Problem to solve
Look for "document" in the listing below. Gather each line that contains it.
** START Data provided **
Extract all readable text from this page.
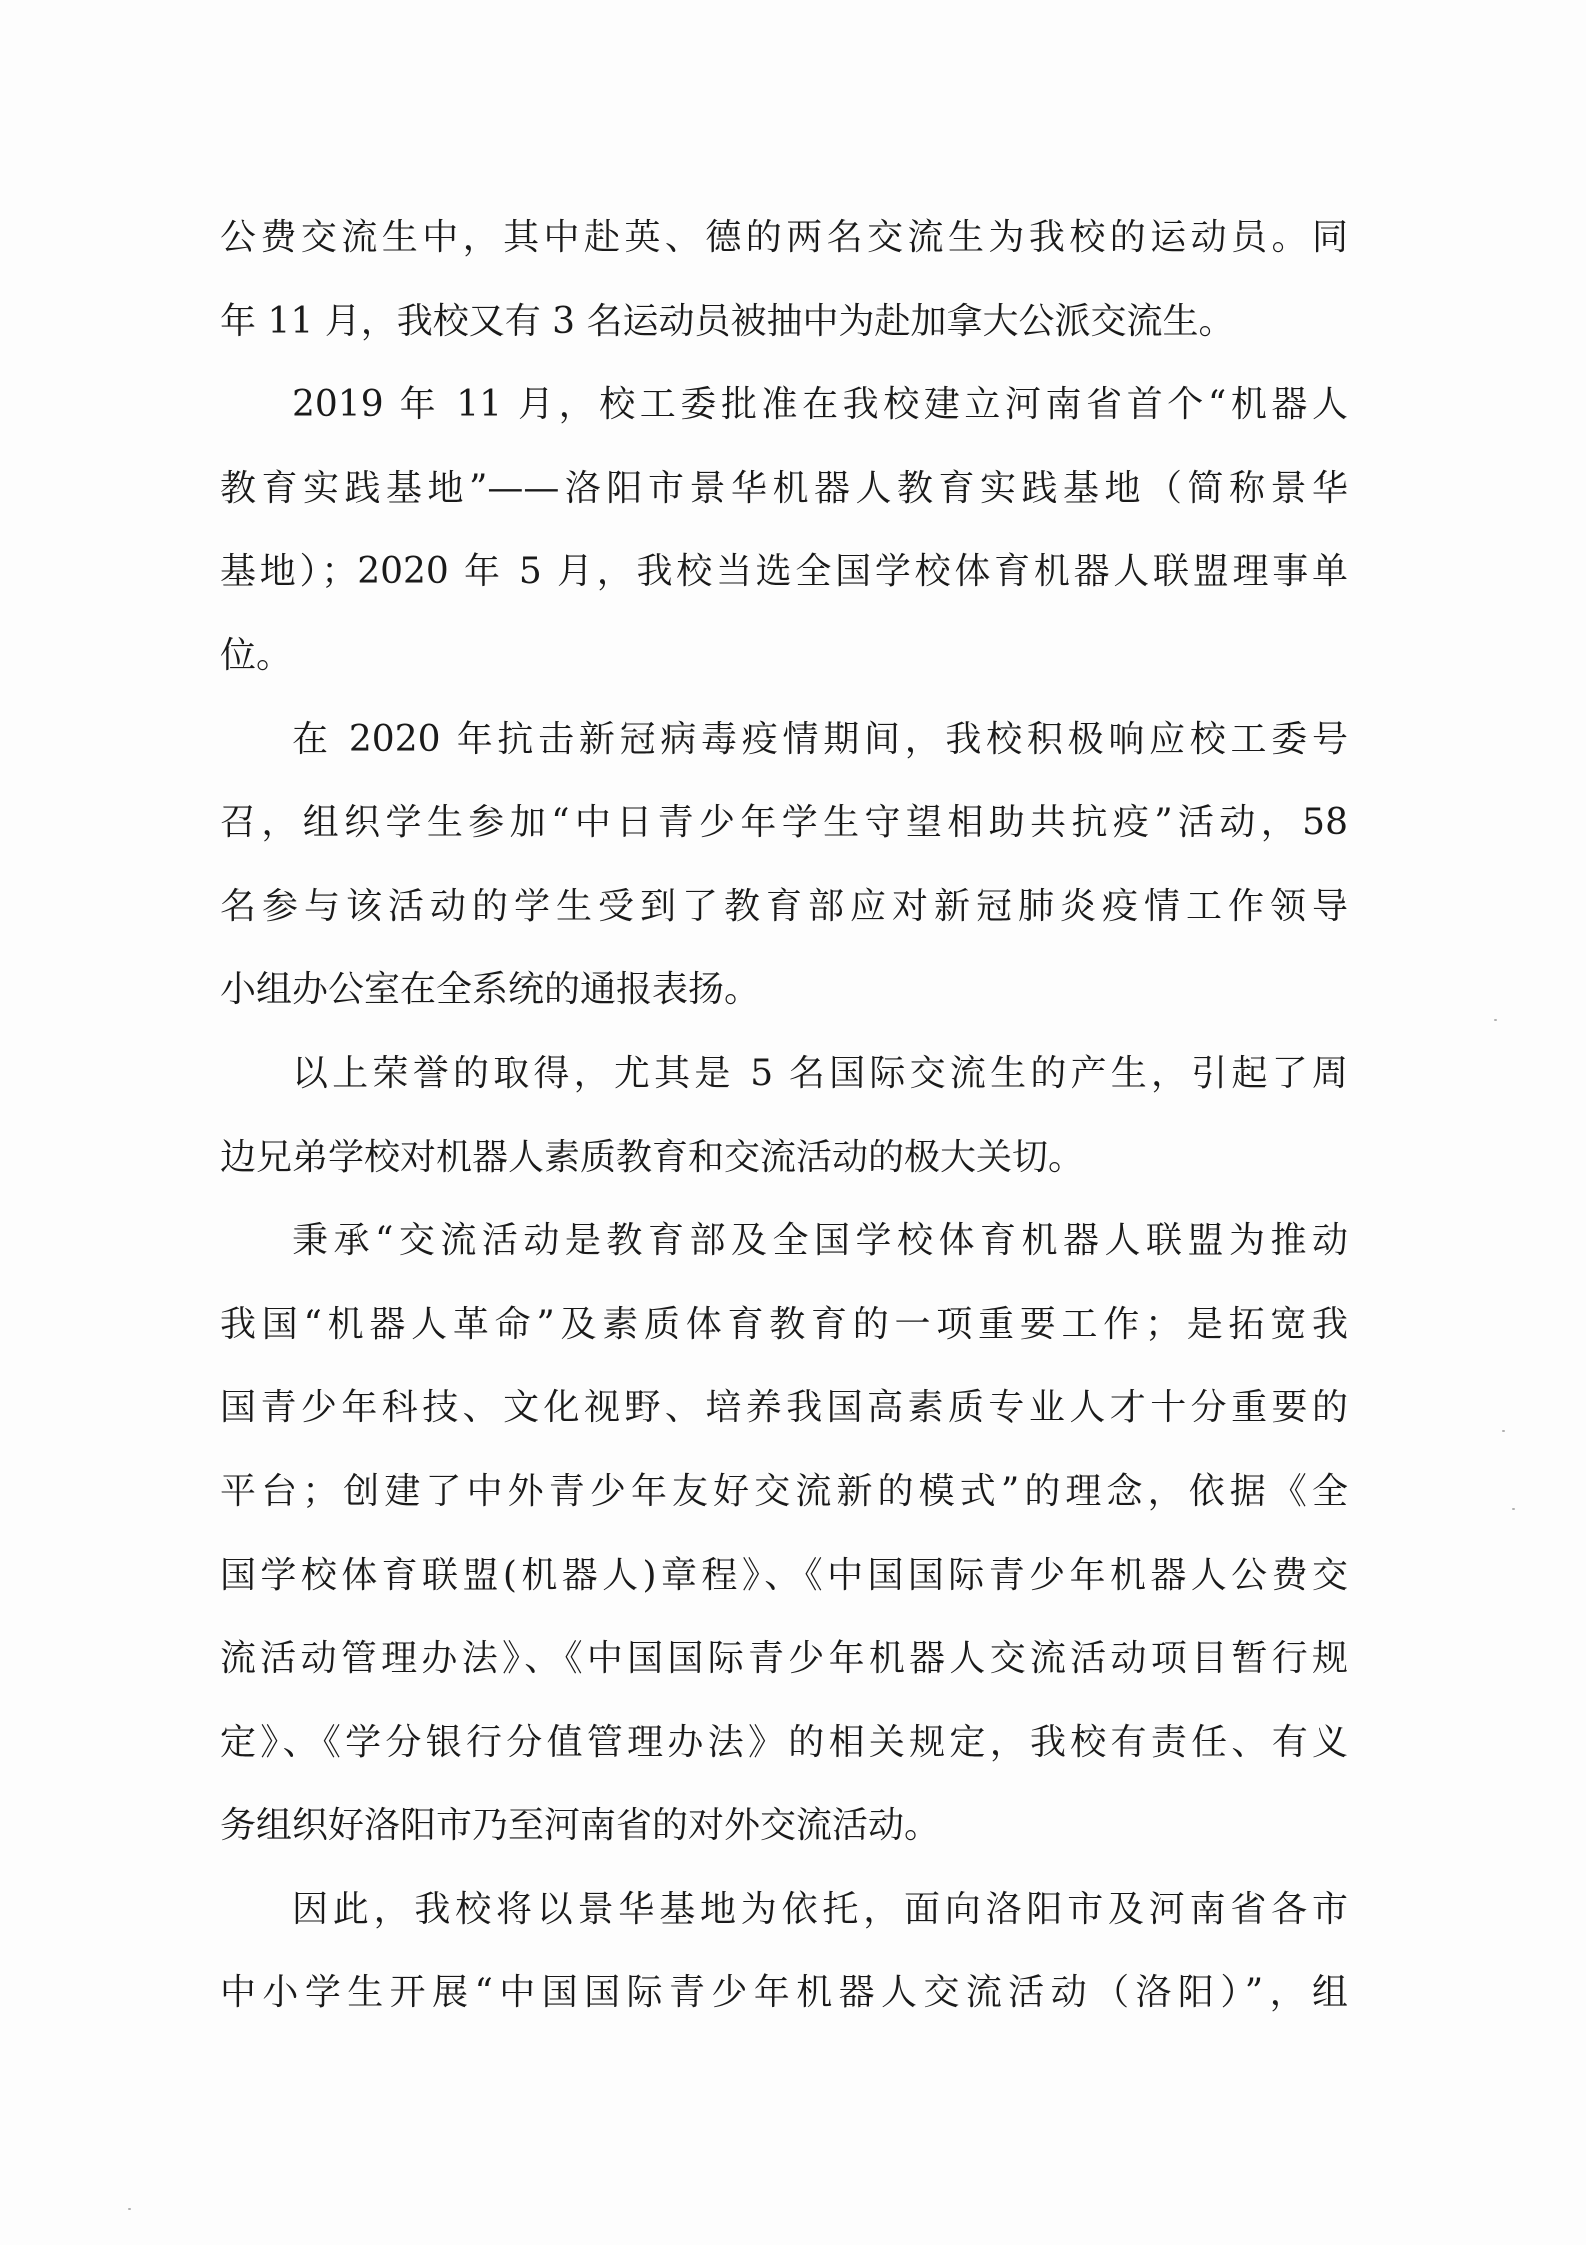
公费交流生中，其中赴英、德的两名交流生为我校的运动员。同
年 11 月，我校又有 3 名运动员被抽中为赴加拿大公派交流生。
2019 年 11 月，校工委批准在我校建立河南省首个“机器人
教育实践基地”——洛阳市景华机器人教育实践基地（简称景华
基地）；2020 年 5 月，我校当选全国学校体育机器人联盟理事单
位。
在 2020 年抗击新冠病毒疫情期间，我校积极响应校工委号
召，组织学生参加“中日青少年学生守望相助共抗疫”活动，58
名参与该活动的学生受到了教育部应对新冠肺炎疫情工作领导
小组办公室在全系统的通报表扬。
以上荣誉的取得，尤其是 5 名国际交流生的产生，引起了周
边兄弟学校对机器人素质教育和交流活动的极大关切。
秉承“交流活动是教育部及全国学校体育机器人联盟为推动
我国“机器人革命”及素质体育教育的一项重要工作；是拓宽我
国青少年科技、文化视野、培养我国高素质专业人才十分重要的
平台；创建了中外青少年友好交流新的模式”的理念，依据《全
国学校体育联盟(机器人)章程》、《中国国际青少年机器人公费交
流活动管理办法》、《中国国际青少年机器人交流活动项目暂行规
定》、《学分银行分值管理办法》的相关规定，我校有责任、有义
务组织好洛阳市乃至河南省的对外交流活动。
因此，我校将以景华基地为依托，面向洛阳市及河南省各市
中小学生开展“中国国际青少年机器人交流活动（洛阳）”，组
** END Data provided **
** START Data provided **
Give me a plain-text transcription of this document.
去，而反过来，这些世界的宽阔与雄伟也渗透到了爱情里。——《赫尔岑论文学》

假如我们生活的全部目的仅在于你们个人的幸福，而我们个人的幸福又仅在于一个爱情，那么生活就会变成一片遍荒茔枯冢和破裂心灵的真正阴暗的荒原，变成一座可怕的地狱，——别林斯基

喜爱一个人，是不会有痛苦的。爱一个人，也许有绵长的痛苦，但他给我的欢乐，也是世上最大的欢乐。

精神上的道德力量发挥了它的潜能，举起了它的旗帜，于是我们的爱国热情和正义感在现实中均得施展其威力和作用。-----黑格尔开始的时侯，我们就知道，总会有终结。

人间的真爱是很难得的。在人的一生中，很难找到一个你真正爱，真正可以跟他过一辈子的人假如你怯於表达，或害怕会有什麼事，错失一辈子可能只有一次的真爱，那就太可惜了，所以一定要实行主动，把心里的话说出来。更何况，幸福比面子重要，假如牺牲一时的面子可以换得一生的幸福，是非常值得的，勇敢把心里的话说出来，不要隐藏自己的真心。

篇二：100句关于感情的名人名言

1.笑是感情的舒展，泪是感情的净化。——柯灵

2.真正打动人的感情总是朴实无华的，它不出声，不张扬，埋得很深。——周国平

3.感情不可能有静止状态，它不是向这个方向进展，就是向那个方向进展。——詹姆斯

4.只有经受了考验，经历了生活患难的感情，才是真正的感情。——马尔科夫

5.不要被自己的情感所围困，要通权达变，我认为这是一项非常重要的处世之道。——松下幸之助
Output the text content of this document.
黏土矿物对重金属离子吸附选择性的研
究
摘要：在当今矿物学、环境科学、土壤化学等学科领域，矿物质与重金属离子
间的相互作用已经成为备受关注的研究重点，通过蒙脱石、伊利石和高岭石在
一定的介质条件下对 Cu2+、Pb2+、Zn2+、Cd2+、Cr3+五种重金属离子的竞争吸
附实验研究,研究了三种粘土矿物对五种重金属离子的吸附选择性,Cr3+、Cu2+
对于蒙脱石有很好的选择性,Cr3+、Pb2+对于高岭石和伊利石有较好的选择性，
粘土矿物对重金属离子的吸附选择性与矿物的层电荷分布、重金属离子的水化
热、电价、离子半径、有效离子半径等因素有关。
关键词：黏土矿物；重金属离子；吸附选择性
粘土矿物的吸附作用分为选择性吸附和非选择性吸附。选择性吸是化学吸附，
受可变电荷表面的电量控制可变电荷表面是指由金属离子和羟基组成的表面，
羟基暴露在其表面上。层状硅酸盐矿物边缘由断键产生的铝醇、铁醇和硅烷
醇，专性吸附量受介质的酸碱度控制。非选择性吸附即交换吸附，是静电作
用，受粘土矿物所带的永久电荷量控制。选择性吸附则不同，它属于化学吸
** END Data provided **
Expected answer
Give me a plain-text transcription of this document.
Output the text content of this document.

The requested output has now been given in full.